- Instruction: Repeat every line of the data exactly, but not the pictures.
* BEGIN *
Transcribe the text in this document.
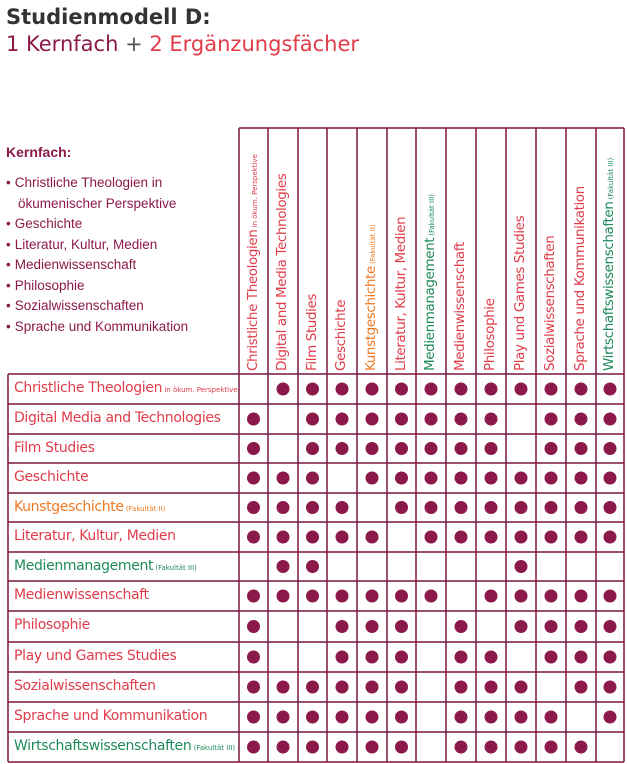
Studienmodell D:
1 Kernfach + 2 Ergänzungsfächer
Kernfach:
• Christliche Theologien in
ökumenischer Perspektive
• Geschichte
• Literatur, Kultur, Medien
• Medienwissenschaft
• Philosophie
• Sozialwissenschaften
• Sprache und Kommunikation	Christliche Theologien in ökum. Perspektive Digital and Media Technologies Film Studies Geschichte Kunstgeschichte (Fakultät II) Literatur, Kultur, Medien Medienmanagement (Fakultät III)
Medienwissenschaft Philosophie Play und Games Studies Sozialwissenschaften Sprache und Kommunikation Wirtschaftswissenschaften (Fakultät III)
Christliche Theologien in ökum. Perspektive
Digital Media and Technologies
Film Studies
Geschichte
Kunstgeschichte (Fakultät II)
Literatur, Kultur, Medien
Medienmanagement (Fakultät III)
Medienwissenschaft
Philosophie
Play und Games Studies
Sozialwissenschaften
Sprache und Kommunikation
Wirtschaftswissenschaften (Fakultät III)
* END *
- The solution:
Transcribe the text in this document.
Studienmodell D:
1 Kernfach + 2 Ergänzungsfächer
Kernfach:
• Christliche Theologien in
ökumenischer Perspektive
• Geschichte
• Literatur, Kultur, Medien
• Medienwissenschaft
• Philosophie
• Sozialwissenschaften
• Sprache und Kommunikation	Christliche Theologien in ökum. Perspektive Digital and Media Technologies Film Studies Geschichte Kunstgeschichte (Fakultät II) Literatur, Kultur, Medien Medienmanagement (Fakultät III)
Medienwissenschaft Philosophie Play und Games Studies Sozialwissenschaften Sprache und Kommunikation Wirtschaftswissenschaften (Fakultät III)
Christliche Theologien in ökum. Perspektive
Digital Media and Technologies
Film Studies
Geschichte
Kunstgeschichte (Fakultät II)
Literatur, Kultur, Medien
Medienmanagement (Fakultät III)
Medienwissenschaft
Philosophie
Play und Games Studies
Sozialwissenschaften
Sprache und Kommunikation
Wirtschaftswissenschaften (Fakultät III)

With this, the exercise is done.